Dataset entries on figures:
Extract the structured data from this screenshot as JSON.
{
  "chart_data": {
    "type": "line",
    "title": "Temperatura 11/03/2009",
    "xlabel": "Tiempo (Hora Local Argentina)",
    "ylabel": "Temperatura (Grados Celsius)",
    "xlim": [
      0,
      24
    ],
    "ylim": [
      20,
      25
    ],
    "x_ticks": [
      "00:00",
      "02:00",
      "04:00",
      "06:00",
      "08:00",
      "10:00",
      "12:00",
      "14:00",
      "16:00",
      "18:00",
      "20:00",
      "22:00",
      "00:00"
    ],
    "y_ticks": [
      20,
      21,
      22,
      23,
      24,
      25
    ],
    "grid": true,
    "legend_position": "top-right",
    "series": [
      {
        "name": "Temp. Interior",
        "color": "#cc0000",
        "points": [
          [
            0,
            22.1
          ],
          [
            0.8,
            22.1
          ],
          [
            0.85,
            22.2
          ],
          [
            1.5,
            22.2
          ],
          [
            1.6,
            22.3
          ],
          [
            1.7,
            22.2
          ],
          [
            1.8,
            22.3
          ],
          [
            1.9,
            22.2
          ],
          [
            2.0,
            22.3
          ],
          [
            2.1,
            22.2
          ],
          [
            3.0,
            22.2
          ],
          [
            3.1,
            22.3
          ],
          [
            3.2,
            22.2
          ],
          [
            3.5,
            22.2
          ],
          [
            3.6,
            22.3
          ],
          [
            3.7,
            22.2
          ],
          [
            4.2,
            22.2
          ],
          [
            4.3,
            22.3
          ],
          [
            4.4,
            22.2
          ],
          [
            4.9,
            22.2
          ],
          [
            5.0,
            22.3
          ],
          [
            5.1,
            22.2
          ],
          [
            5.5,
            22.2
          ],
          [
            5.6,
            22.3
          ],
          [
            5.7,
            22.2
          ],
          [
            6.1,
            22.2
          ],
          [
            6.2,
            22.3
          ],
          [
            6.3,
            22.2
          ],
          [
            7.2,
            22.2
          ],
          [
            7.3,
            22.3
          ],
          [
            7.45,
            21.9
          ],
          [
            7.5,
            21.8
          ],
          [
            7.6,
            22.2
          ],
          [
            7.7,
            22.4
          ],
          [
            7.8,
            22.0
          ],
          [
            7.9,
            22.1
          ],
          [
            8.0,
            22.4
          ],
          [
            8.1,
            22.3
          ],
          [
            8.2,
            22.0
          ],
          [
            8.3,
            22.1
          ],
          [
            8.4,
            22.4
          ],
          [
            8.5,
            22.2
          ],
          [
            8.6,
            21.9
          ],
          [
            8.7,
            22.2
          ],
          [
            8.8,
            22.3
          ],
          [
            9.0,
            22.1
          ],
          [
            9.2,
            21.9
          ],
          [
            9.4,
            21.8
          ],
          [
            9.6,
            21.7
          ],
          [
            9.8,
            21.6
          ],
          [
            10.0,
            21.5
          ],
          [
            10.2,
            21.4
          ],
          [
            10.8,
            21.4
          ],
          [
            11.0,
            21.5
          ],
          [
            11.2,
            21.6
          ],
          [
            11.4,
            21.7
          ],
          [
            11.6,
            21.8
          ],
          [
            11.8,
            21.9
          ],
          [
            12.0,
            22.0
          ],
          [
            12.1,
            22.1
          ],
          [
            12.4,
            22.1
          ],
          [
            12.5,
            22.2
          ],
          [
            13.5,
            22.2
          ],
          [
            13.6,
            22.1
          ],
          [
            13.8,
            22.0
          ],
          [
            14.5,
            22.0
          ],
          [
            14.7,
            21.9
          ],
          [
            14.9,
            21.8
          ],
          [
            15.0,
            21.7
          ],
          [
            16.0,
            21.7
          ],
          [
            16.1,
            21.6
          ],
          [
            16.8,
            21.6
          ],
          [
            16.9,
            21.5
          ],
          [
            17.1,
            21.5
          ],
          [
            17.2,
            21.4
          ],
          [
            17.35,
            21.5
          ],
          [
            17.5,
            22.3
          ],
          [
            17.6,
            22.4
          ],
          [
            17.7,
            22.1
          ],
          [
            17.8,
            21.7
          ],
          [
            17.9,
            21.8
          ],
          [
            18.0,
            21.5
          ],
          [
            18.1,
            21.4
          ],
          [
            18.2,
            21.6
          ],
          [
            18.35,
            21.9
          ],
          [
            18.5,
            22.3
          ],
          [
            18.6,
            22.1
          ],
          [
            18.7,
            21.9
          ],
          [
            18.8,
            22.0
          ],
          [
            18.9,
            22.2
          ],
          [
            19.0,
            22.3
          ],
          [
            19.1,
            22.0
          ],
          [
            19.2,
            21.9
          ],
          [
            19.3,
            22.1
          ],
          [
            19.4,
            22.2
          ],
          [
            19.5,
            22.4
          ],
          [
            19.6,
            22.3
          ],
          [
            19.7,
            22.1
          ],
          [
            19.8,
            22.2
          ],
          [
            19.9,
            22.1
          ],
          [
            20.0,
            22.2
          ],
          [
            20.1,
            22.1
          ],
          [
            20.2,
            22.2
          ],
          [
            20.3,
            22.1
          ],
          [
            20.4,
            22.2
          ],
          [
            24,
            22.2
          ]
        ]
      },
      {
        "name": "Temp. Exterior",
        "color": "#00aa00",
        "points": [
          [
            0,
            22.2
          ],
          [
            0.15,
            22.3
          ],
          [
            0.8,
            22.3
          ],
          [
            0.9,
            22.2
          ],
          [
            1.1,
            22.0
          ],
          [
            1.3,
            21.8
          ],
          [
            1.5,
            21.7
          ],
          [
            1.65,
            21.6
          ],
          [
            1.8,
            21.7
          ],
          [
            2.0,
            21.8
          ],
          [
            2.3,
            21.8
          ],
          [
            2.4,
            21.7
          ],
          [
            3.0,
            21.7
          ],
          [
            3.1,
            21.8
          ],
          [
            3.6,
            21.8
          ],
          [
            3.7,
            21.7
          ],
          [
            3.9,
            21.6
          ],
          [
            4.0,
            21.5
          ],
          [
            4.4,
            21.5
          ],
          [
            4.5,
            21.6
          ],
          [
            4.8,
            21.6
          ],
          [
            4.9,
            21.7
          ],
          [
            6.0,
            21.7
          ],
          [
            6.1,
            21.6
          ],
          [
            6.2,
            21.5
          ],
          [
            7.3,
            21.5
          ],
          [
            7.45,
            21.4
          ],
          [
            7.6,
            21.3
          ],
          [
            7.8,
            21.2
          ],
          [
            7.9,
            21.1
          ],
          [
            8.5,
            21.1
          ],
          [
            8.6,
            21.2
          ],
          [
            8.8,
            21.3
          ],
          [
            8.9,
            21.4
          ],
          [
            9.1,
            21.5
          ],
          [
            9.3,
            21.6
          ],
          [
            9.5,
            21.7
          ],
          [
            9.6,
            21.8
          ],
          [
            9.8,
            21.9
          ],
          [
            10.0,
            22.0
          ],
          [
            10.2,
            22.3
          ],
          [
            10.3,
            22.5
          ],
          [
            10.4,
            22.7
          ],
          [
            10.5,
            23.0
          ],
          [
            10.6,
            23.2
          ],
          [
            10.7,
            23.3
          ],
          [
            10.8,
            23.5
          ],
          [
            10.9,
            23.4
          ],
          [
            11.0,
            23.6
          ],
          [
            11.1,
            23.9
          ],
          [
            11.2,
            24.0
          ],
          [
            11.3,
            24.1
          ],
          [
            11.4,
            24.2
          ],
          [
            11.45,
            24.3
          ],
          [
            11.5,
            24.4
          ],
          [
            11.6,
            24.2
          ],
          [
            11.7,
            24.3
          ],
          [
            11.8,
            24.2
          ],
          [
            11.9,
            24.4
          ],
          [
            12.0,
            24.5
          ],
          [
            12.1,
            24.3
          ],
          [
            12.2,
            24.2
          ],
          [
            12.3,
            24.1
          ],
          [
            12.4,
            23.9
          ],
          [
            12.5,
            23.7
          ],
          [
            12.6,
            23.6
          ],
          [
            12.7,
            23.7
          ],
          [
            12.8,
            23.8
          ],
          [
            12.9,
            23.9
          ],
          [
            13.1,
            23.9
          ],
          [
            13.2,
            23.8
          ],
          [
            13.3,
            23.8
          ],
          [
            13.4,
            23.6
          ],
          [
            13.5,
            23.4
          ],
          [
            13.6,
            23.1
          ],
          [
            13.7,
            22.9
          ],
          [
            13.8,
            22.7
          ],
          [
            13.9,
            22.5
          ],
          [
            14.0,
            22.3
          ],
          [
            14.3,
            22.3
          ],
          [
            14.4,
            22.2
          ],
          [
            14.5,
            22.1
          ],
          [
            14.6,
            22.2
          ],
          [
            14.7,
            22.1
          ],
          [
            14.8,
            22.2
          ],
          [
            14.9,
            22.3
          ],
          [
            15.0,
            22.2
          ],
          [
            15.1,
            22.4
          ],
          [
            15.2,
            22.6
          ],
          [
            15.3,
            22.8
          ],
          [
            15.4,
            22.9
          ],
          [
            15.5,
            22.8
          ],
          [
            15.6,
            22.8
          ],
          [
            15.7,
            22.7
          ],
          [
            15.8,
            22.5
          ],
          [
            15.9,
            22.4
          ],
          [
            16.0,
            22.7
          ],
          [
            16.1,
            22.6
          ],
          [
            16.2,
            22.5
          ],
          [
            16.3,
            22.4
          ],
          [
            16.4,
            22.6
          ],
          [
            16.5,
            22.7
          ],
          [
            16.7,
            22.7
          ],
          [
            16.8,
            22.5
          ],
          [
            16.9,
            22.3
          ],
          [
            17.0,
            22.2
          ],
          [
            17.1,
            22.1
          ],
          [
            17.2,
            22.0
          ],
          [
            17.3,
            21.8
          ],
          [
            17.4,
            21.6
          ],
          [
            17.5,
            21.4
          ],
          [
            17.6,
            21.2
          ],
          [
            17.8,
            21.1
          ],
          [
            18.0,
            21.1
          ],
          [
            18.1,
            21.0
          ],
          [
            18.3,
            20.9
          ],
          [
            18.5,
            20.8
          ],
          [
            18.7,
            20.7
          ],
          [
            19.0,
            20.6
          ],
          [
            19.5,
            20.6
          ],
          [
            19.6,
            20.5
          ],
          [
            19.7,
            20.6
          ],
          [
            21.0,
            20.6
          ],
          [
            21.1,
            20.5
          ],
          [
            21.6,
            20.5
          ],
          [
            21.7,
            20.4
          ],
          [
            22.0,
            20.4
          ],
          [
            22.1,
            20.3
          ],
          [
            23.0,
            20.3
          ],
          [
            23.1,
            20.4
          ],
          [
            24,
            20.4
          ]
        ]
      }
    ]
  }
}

Short problem: Report only the number of lines in the listing that contain the word "Temperatura".

Full answer: 2